#### Stated problem:
Reproduce exactly the span of lines beginning at the one with "Serialize everything readable" and ending at the last line of the data below, omitting pictures.

======

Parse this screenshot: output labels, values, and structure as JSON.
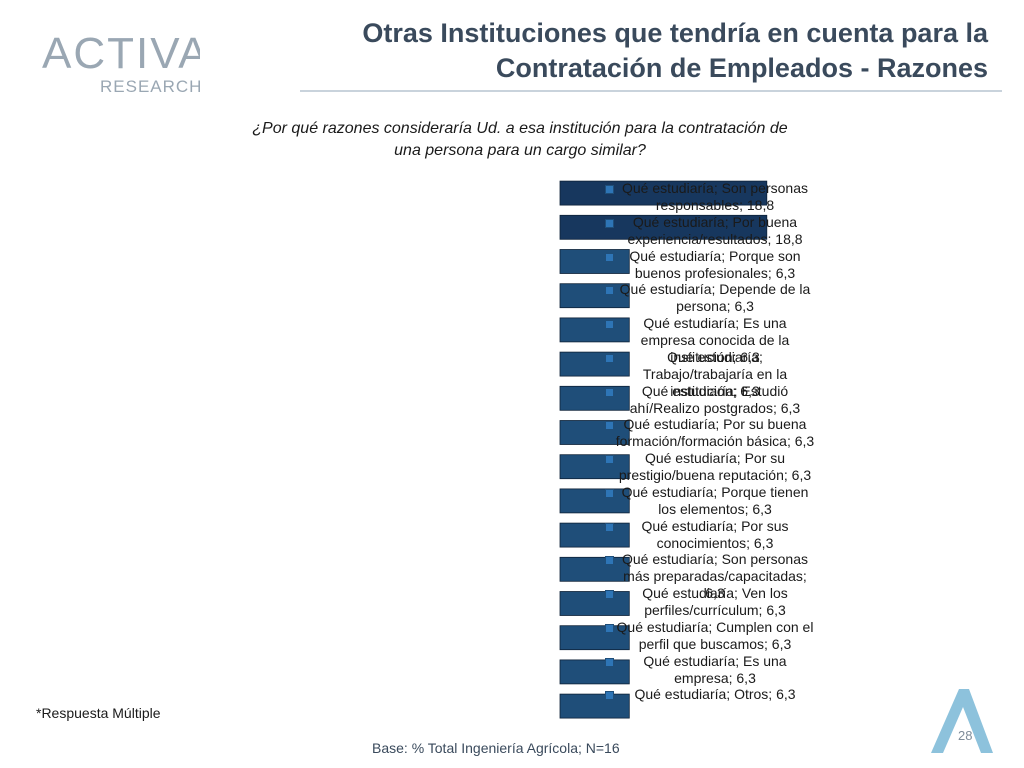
{
  "logo": {
    "brand": "ACTIVA",
    "sub": "RESEARCH"
  },
  "title": {
    "line1": "Otras Instituciones que tendría en cuenta para la",
    "line2": "Contratación de Empleados - Razones"
  },
  "question": {
    "line1": "¿Por qué razones consideraría Ud. a esa institución para la contratación de",
    "line2": "una persona para un cargo similar?"
  },
  "footnote": "*Respuesta Múltiple",
  "base": "Base: % Total Ingeniería Agrícola; N=16",
  "page_number": "28",
  "colors": {
    "bar_dark": "#17375e",
    "bar_light": "#1f4e79",
    "swatch": "#2e75b6",
    "accent": "#2f8fbf"
  },
  "chart_data": {
    "type": "bar",
    "orientation": "horizontal",
    "categories": [
      "Qué estudiaría; Son personas responsables; 18,8",
      "Qué estudiaría; Por buena experiencia/resultados; 18,8",
      "Qué estudiaría; Porque son buenos profesionales; 6,3",
      "Qué estudiaría; Depende de la persona; 6,3",
      "Qué estudiaría; Es una empresa conocida; 6,3",
      "Qué estudiaría; Trabajo/trabajaría en la institución; 6,3",
      "Qué estudiaría; Estudió ahí/Realizo postgrados; 6,3",
      "Qué estudiaría; Por su buena formación/formación básica; 6,3",
      "Qué estudiaría; Por su prestigio/buena reputación; 6,3",
      "Qué estudiaría; Porque tienen los elementos; 6,3",
      "Qué estudiaría; Por sus conocimientos; 6,3",
      "Qué estudiaría; Son personas más preparadas/capacitadas; 6,3",
      "Qué estudiaría; Ven los perfiles/currículum; 6,3",
      "Qué estudiaría; Cumplen con el perfil que buscamos; 6,3",
      "Qué estudiaría; Es una empresa; 6,3",
      "Qué estudiaría; Otros; 6,3"
    ],
    "values": [
      18.8,
      18.8,
      6.3,
      6.3,
      6.3,
      6.3,
      6.3,
      6.3,
      6.3,
      6.3,
      6.3,
      6.3,
      6.3,
      6.3,
      6.3,
      6.3
    ],
    "legend": [
      "Qué estudiaría; Son personas responsables; 18,8",
      "Qué estudiaría; Por buena experiencia/resultados; 18,8",
      "Qué estudiaría; Porque son buenos profesionales; 6,3",
      "Qué estudiaría; Depende de la persona; 6,3",
      "Qué estudiaría; Es una empresa conocida de la institución; 6,3",
      "Qué estudiaría; Trabajo/trabajaría en la institución; 6,3",
      "Qué estudiaría; Estudió ahí/Realizo postgrados; 6,3",
      "Qué estudiaría; Por su buena formación/formación básica; 6,3",
      "Qué estudiaría; Por su prestigio/buena reputación; 6,3",
      "Qué estudiaría; Porque tienen los elementos; 6,3",
      "Qué estudiaría; Por sus conocimientos; 6,3",
      "Qué estudiaría; Son personas más preparadas/capacitadas; 6,3",
      "Qué estudiaría; Ven los perfiles/currículum; 6,3",
      "Qué estudiaría; Cumplen con el perfil que buscamos; 6,3",
      "Qué estudiaría; Es una empresa; 6,3",
      "Qué estudiaría; Otros; 6,3"
    ],
    "xlim": [
      0,
      20
    ]
  }
}
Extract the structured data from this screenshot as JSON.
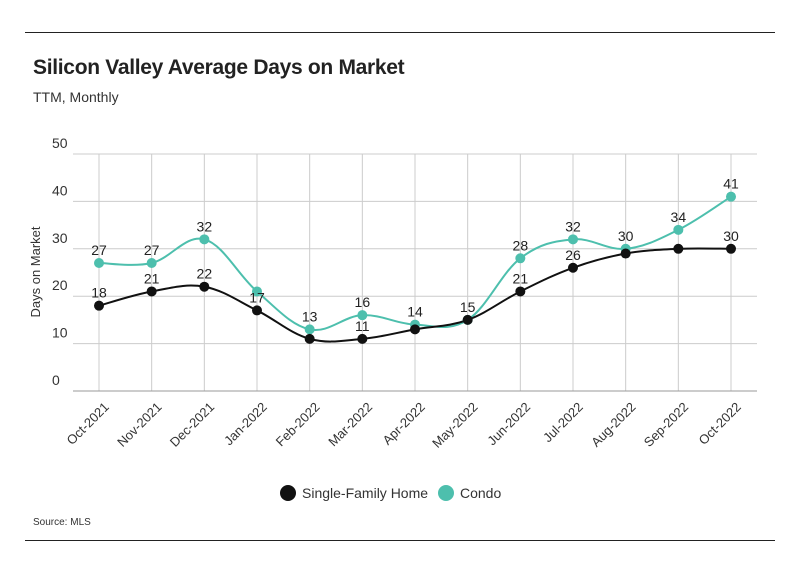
{
  "header": {
    "title": "Silicon Valley Average Days on Market",
    "subtitle": "TTM, Monthly"
  },
  "footer": {
    "source": "Source:  MLS"
  },
  "colors": {
    "single_family": "#111111",
    "condo": "#4dbfad",
    "grid": "#cccccc"
  },
  "chart_data": {
    "type": "line",
    "categories": [
      "Oct-2021",
      "Nov-2021",
      "Dec-2021",
      "Jan-2022",
      "Feb-2022",
      "Mar-2022",
      "Apr-2022",
      "May-2022",
      "Jun-2022",
      "Jul-2022",
      "Aug-2022",
      "Sep-2022",
      "Oct-2022"
    ],
    "series": [
      {
        "name": "Single-Family Home",
        "values": [
          18,
          21,
          22,
          17,
          11,
          11,
          13,
          15,
          21,
          26,
          29,
          30,
          30
        ],
        "labels": [
          "18",
          "21",
          "22",
          "17",
          "",
          "11",
          "",
          "15",
          "21",
          "26",
          "",
          "",
          "30"
        ]
      },
      {
        "name": "Condo",
        "values": [
          27,
          27,
          32,
          21,
          13,
          16,
          14,
          15,
          28,
          32,
          30,
          34,
          41
        ],
        "labels": [
          "27",
          "27",
          "32",
          "",
          "13",
          "16",
          "14",
          "",
          "28",
          "32",
          "30",
          "34",
          "41"
        ]
      }
    ],
    "ylabel": "Days on Market",
    "yticks": [
      0,
      10,
      20,
      30,
      40,
      50
    ],
    "ylim": [
      0,
      50
    ],
    "grid": true,
    "legend": "bottom-center"
  }
}
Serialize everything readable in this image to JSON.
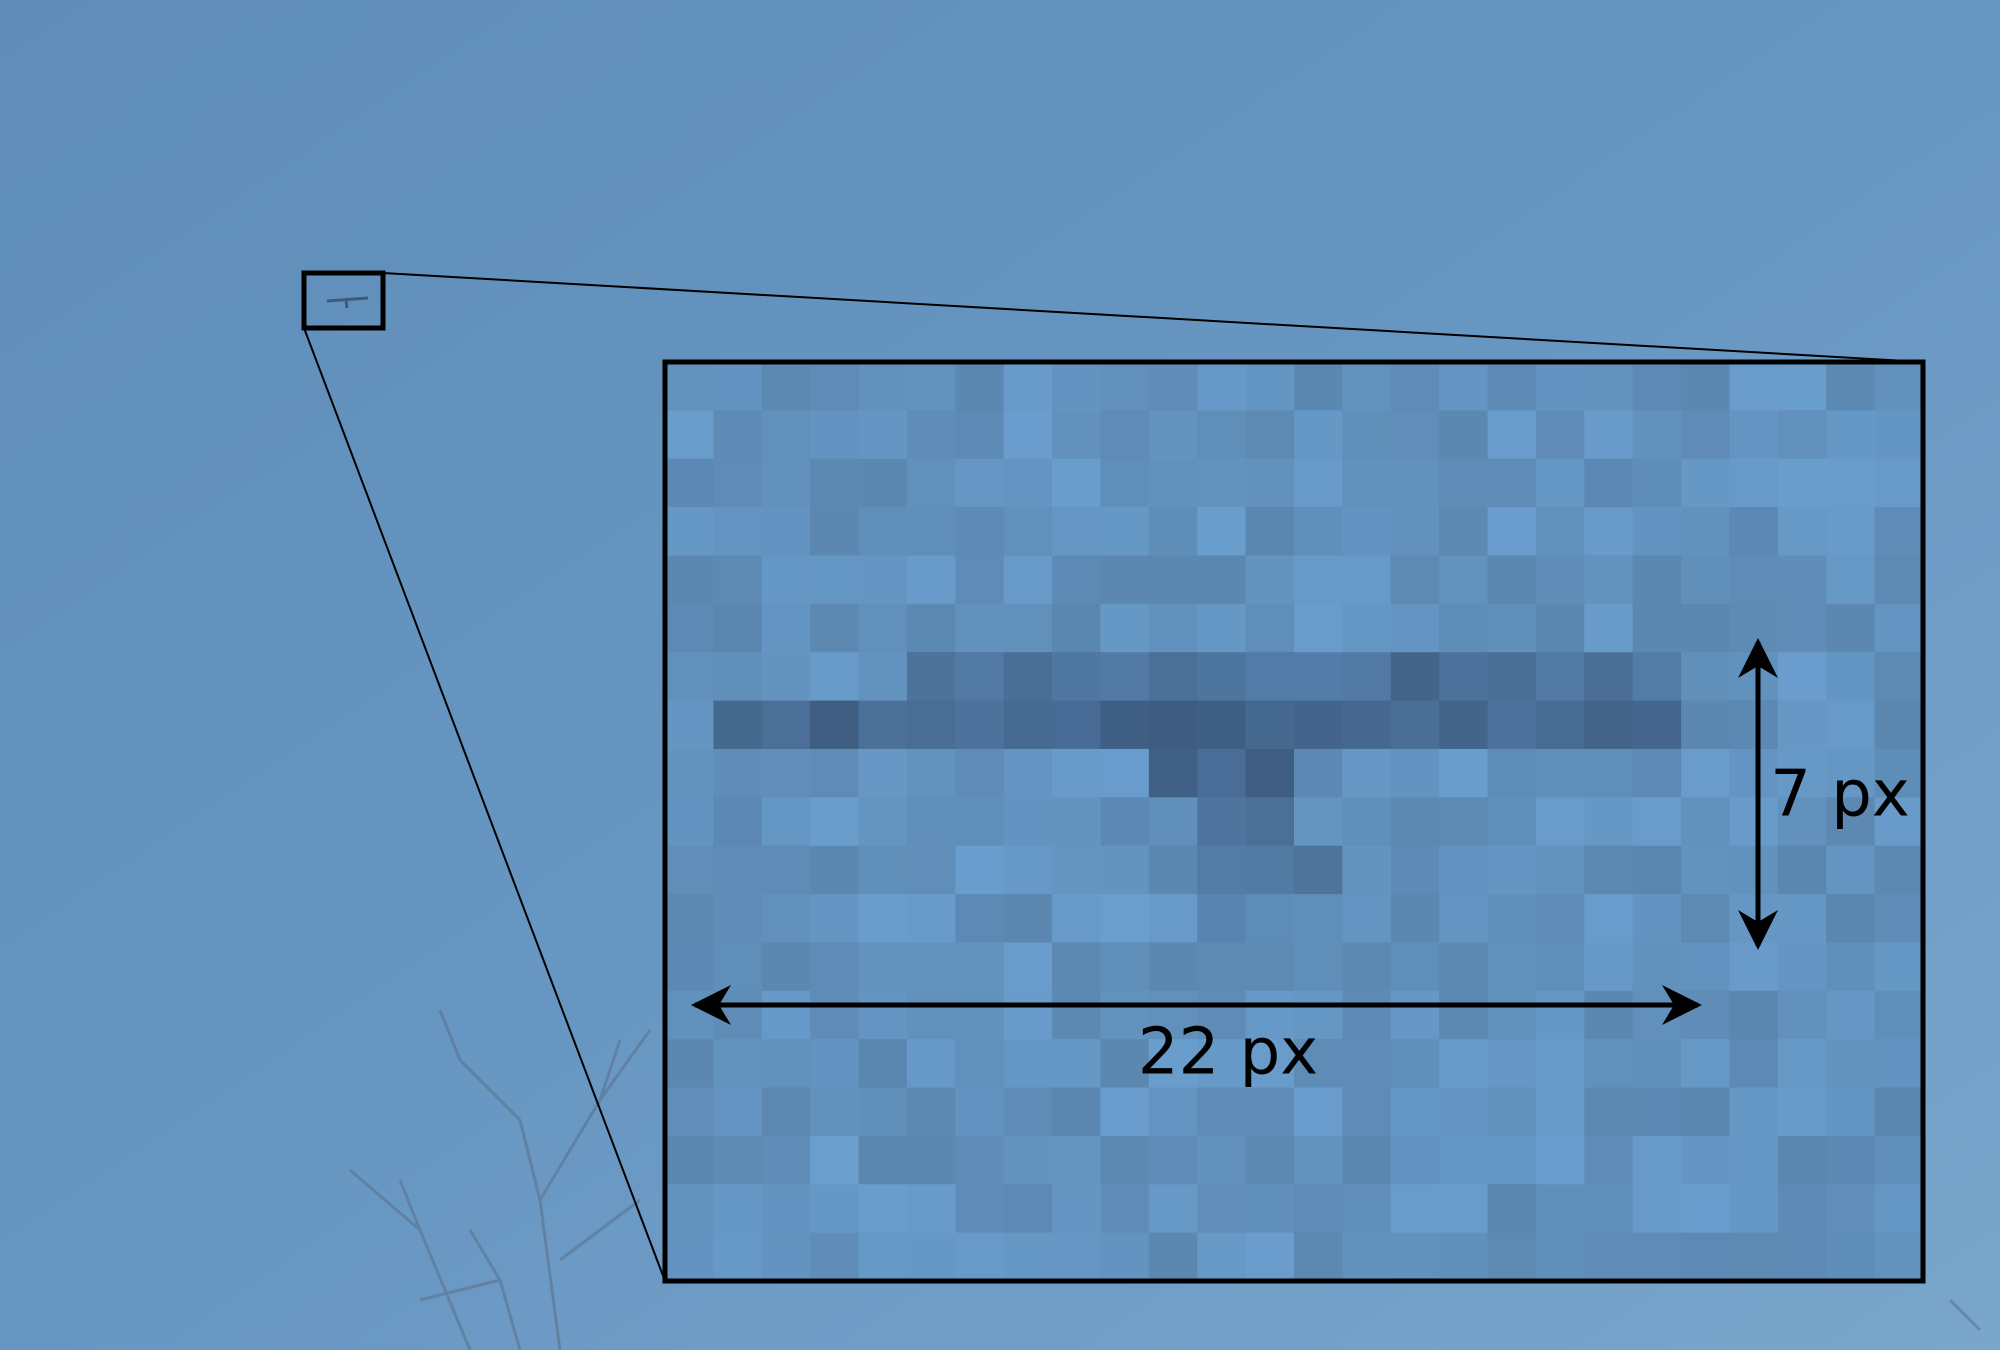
{
  "annotations": {
    "width_label": "22 px",
    "height_label": "7 px"
  }
}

======

#### Full response:
Serialize everything readable in this image to JSON.
{
  "annotations": {
    "width_label": "22 px",
    "height_label": "7 px"
  }
}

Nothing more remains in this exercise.